Establish how many lines in the material include the string "side" and report it as a lone number.

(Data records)
* BEGIN *

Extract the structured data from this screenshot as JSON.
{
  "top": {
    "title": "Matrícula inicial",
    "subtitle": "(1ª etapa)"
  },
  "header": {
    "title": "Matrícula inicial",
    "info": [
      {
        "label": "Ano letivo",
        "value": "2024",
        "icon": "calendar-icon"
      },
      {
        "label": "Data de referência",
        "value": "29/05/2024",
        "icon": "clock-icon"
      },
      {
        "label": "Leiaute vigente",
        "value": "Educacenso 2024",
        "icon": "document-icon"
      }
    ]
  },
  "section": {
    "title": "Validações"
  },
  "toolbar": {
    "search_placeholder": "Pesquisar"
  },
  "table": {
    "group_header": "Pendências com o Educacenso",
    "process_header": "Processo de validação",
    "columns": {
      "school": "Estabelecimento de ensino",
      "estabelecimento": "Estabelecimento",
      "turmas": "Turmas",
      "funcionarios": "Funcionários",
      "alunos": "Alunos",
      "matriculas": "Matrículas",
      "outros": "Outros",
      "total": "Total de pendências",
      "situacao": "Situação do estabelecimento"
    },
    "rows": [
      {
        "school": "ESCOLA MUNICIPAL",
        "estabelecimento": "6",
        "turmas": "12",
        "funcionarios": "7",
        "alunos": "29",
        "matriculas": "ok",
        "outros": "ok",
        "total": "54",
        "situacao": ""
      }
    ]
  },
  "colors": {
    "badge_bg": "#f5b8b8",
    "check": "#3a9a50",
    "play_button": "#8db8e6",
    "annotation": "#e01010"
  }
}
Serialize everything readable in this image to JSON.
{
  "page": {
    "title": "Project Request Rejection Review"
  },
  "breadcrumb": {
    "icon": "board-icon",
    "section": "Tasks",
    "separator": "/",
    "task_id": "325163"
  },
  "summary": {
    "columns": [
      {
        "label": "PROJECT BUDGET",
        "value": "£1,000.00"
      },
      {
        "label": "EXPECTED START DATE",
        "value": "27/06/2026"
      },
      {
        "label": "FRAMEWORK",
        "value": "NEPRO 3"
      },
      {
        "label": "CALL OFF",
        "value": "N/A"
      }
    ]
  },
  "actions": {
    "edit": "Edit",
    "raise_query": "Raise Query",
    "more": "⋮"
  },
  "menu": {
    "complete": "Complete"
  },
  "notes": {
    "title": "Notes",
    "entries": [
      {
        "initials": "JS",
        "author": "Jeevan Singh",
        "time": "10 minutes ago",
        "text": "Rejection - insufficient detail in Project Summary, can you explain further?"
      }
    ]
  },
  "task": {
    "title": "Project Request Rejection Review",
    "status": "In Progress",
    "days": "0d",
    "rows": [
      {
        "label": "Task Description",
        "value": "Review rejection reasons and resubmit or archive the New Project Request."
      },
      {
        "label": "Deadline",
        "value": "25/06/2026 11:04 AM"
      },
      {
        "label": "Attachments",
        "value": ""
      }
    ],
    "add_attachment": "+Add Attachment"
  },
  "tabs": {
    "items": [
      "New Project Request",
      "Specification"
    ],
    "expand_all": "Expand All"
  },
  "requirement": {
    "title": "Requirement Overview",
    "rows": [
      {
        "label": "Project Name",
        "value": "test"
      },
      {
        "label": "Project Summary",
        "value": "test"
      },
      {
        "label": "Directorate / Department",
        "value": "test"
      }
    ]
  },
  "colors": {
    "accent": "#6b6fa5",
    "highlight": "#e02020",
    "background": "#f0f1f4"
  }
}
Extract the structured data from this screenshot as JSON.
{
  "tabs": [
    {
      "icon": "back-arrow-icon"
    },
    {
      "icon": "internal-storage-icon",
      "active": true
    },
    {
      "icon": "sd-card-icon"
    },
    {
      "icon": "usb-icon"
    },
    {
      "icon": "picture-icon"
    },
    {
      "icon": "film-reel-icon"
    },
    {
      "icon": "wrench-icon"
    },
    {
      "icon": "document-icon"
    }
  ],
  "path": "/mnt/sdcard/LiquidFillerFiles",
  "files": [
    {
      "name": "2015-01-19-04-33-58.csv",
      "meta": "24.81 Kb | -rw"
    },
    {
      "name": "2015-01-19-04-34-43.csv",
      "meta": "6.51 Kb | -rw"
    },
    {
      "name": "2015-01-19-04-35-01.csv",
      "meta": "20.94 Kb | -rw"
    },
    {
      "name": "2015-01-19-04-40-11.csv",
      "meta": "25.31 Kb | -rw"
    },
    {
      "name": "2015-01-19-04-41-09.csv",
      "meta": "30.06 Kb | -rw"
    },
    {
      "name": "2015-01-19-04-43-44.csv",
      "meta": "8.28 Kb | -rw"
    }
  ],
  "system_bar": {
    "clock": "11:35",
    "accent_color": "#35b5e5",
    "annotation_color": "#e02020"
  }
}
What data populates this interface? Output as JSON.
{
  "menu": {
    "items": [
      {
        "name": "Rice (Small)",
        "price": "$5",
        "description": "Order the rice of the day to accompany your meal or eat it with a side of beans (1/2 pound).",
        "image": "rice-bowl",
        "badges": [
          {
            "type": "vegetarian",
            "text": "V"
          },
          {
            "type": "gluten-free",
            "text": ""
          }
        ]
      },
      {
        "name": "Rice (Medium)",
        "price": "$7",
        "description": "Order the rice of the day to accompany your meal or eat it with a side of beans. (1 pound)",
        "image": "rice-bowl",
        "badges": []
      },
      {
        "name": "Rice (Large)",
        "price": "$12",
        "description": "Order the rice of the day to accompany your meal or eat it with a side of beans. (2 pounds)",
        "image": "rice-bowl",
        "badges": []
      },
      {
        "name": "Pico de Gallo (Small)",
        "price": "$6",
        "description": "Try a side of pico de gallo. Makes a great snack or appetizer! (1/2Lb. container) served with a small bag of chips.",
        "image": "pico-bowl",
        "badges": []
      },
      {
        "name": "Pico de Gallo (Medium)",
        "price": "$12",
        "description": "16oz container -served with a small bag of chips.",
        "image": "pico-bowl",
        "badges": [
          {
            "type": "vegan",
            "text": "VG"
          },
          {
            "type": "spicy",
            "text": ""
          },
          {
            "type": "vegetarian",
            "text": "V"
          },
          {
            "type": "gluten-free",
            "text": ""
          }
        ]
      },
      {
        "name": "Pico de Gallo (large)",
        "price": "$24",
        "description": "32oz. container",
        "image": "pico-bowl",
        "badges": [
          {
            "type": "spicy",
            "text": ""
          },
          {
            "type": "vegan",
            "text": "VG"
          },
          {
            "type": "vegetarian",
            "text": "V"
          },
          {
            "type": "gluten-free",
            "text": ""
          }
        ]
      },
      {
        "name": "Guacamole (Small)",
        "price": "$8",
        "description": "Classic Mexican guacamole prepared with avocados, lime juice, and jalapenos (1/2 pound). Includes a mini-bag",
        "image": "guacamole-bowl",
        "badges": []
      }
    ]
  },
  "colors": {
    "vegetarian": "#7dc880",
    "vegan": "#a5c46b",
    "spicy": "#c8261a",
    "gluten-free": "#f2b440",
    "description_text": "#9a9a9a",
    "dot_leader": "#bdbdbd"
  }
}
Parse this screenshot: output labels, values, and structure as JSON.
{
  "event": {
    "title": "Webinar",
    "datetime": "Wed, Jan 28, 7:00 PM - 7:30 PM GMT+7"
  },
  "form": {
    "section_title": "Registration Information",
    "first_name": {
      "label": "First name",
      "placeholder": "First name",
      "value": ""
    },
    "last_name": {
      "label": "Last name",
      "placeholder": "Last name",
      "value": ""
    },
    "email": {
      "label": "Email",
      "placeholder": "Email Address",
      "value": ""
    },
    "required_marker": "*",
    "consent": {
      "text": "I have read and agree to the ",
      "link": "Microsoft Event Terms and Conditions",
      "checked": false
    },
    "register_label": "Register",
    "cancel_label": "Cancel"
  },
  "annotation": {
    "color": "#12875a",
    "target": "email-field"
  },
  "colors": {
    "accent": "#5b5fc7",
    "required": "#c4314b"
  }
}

* END *

**TASK OUTPUT**
4